▶ **EXERCISE OBJECTIVE**
Below is a block of records; return all of them exactly, but without the images.

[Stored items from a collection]
#####

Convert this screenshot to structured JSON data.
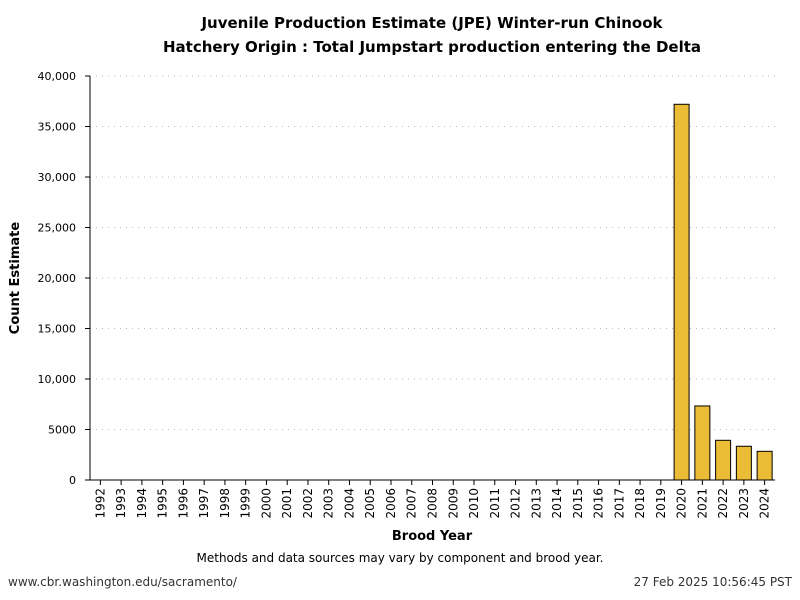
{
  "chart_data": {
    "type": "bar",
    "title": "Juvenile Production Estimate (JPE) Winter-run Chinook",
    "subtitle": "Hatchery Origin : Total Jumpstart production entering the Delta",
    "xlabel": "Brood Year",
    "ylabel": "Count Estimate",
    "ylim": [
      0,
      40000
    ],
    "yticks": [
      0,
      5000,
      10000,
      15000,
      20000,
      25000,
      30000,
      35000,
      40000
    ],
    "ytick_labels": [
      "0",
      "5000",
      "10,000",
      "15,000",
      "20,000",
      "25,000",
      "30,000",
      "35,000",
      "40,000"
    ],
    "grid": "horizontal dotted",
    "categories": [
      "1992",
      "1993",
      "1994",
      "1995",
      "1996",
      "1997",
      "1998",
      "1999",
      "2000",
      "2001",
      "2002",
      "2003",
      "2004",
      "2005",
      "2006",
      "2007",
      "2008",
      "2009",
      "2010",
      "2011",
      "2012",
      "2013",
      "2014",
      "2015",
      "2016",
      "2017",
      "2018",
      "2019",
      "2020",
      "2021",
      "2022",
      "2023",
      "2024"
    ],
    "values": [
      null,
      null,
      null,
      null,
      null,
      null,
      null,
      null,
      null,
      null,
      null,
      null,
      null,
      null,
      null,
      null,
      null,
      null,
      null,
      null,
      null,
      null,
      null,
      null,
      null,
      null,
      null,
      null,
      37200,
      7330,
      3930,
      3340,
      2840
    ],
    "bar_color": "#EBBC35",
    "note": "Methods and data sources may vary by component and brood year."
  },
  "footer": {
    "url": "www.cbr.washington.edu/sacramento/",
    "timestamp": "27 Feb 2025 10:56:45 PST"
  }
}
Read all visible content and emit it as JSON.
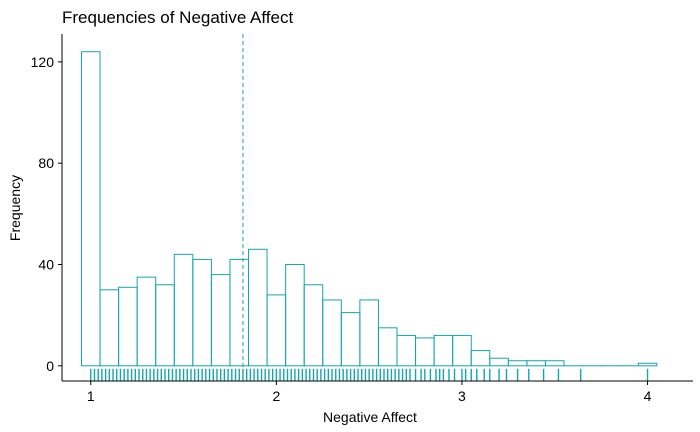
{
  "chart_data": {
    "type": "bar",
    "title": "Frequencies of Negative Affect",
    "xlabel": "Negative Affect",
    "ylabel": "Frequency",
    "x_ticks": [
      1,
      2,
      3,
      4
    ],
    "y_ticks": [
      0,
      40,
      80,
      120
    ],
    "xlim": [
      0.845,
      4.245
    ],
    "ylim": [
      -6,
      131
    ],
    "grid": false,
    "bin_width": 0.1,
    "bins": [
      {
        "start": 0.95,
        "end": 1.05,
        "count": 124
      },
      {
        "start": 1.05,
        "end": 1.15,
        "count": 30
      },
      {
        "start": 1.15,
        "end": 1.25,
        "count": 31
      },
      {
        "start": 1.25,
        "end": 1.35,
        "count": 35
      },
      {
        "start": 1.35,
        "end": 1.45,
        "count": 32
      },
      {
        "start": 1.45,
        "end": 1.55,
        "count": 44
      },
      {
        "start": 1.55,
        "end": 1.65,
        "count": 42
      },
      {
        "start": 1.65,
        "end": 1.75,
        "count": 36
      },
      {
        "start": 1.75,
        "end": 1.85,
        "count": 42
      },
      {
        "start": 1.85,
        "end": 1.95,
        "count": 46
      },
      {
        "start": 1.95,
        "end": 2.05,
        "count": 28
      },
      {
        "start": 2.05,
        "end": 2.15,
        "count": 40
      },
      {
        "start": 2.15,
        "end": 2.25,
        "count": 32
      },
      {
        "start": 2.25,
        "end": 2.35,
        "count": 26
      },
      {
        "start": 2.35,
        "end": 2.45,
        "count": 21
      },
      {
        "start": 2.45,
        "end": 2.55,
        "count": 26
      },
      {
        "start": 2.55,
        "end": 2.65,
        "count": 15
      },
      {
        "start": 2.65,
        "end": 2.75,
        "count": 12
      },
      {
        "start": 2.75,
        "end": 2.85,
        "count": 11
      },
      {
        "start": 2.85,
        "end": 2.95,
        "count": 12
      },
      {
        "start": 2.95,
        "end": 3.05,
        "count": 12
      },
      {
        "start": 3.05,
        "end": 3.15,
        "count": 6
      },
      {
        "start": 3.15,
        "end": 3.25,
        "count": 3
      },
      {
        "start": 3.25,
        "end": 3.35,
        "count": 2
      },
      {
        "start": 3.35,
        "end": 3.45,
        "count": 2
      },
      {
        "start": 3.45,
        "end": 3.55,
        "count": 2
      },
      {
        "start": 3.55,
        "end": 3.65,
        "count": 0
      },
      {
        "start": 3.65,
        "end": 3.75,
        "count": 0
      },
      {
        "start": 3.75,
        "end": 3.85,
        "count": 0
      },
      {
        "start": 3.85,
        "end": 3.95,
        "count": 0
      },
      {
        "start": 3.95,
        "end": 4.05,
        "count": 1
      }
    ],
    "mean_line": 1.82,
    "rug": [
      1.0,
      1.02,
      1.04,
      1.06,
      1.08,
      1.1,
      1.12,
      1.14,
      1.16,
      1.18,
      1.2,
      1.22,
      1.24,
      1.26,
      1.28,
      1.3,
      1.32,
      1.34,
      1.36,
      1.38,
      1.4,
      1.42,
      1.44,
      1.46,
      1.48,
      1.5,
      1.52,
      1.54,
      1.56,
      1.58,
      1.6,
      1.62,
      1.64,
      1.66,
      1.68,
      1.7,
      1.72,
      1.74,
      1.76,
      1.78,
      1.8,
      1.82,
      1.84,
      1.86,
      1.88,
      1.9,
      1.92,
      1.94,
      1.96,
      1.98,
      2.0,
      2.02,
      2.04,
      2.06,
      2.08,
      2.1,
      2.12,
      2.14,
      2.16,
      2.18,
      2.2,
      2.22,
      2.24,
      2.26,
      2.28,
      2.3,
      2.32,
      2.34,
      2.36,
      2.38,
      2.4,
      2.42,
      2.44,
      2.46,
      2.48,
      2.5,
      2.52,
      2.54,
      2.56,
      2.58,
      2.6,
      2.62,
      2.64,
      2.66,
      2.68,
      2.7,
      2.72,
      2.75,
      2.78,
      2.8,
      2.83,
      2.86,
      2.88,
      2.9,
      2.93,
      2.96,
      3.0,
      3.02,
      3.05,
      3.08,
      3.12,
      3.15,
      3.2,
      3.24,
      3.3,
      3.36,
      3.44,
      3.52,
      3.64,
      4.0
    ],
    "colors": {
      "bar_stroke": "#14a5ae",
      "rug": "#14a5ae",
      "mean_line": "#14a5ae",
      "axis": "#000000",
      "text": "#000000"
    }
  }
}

#####

▶ **THE RESPONSE**
Convert this screenshot to structured JSON data.
{
  "chart_data": {
    "type": "bar",
    "title": "Juvenile Production Estimate (JPE) Winter-run Chinook",
    "subtitle": "Hatchery Origin : Total Jumpstart production entering the Delta",
    "xlabel": "Brood Year",
    "ylabel": "Count Estimate",
    "ylim": [
      0,
      40000
    ],
    "yticks": [
      0,
      5000,
      10000,
      15000,
      20000,
      25000,
      30000,
      35000,
      40000
    ],
    "ytick_labels": [
      "0",
      "5000",
      "10,000",
      "15,000",
      "20,000",
      "25,000",
      "30,000",
      "35,000",
      "40,000"
    ],
    "grid": "horizontal dotted",
    "categories": [
      "1992",
      "1993",
      "1994",
      "1995",
      "1996",
      "1997",
      "1998",
      "1999",
      "2000",
      "2001",
      "2002",
      "2003",
      "2004",
      "2005",
      "2006",
      "2007",
      "2008",
      "2009",
      "2010",
      "2011",
      "2012",
      "2013",
      "2014",
      "2015",
      "2016",
      "2017",
      "2018",
      "2019",
      "2020",
      "2021",
      "2022",
      "2023",
      "2024"
    ],
    "values": [
      null,
      null,
      null,
      null,
      null,
      null,
      null,
      null,
      null,
      null,
      null,
      null,
      null,
      null,
      null,
      null,
      null,
      null,
      null,
      null,
      null,
      null,
      null,
      null,
      null,
      null,
      null,
      null,
      37200,
      7330,
      3930,
      3340,
      2840
    ],
    "bar_color": "#EBBC35",
    "note": "Methods and data sources may vary by component and brood year."
  },
  "footer": {
    "url": "www.cbr.washington.edu/sacramento/",
    "timestamp": "27 Feb 2025 10:56:45 PST"
  }
}
Read all visible content and emit it as JSON.
{
  "chart_data": {
    "type": "bar",
    "title": "Frequencies of Negative Affect",
    "xlabel": "Negative Affect",
    "ylabel": "Frequency",
    "x_ticks": [
      1,
      2,
      3,
      4
    ],
    "y_ticks": [
      0,
      40,
      80,
      120
    ],
    "xlim": [
      0.845,
      4.245
    ],
    "ylim": [
      -6,
      131
    ],
    "grid": false,
    "bin_width": 0.1,
    "bins": [
      {
        "start": 0.95,
        "end": 1.05,
        "count": 124
      },
      {
        "start": 1.05,
        "end": 1.15,
        "count": 30
      },
      {
        "start": 1.15,
        "end": 1.25,
        "count": 31
      },
      {
        "start": 1.25,
        "end": 1.35,
        "count": 35
      },
      {
        "start": 1.35,
        "end": 1.45,
        "count": 32
      },
      {
        "start": 1.45,
        "end": 1.55,
        "count": 44
      },
      {
        "start": 1.55,
        "end": 1.65,
        "count": 42
      },
      {
        "start": 1.65,
        "end": 1.75,
        "count": 36
      },
      {
        "start": 1.75,
        "end": 1.85,
        "count": 42
      },
      {
        "start": 1.85,
        "end": 1.95,
        "count": 46
      },
      {
        "start": 1.95,
        "end": 2.05,
        "count": 28
      },
      {
        "start": 2.05,
        "end": 2.15,
        "count": 40
      },
      {
        "start": 2.15,
        "end": 2.25,
        "count": 32
      },
      {
        "start": 2.25,
        "end": 2.35,
        "count": 26
      },
      {
        "start": 2.35,
        "end": 2.45,
        "count": 21
      },
      {
        "start": 2.45,
        "end": 2.55,
        "count": 26
      },
      {
        "start": 2.55,
        "end": 2.65,
        "count": 15
      },
      {
        "start": 2.65,
        "end": 2.75,
        "count": 12
      },
      {
        "start": 2.75,
        "end": 2.85,
        "count": 11
      },
      {
        "start": 2.85,
        "end": 2.95,
        "count": 12
      },
      {
        "start": 2.95,
        "end": 3.05,
        "count": 12
      },
      {
        "start": 3.05,
        "end": 3.15,
        "count": 6
      },
      {
        "start": 3.15,
        "end": 3.25,
        "count": 3
      },
      {
        "start": 3.25,
        "end": 3.35,
        "count": 2
      },
      {
        "start": 3.35,
        "end": 3.45,
        "count": 2
      },
      {
        "start": 3.45,
        "end": 3.55,
        "count": 2
      },
      {
        "start": 3.55,
        "end": 3.65,
        "count": 0
      },
      {
        "start": 3.65,
        "end": 3.75,
        "count": 0
      },
      {
        "start": 3.75,
        "end": 3.85,
        "count": 0
      },
      {
        "start": 3.85,
        "end": 3.95,
        "count": 0
      },
      {
        "start": 3.95,
        "end": 4.05,
        "count": 1
      }
    ],
    "mean_line": 1.82,
    "rug": [
      1.0,
      1.02,
      1.04,
      1.06,
      1.08,
      1.1,
      1.12,
      1.14,
      1.16,
      1.18,
      1.2,
      1.22,
      1.24,
      1.26,
      1.28,
      1.3,
      1.32,
      1.34,
      1.36,
      1.38,
      1.4,
      1.42,
      1.44,
      1.46,
      1.48,
      1.5,
      1.52,
      1.54,
      1.56,
      1.58,
      1.6,
      1.62,
      1.64,
      1.66,
      1.68,
      1.7,
      1.72,
      1.74,
      1.76,
      1.78,
      1.8,
      1.82,
      1.84,
      1.86,
      1.88,
      1.9,
      1.92,
      1.94,
      1.96,
      1.98,
      2.0,
      2.02,
      2.04,
      2.06,
      2.08,
      2.1,
      2.12,
      2.14,
      2.16,
      2.18,
      2.2,
      2.22,
      2.24,
      2.26,
      2.28,
      2.3,
      2.32,
      2.34,
      2.36,
      2.38,
      2.4,
      2.42,
      2.44,
      2.46,
      2.48,
      2.5,
      2.52,
      2.54,
      2.56,
      2.58,
      2.6,
      2.62,
      2.64,
      2.66,
      2.68,
      2.7,
      2.72,
      2.75,
      2.78,
      2.8,
      2.83,
      2.86,
      2.88,
      2.9,
      2.93,
      2.96,
      3.0,
      3.02,
      3.05,
      3.08,
      3.12,
      3.15,
      3.2,
      3.24,
      3.3,
      3.36,
      3.44,
      3.52,
      3.64,
      4.0
    ],
    "colors": {
      "bar_stroke": "#14a5ae",
      "rug": "#14a5ae",
      "mean_line": "#14a5ae",
      "axis": "#000000",
      "text": "#000000"
    }
  }
}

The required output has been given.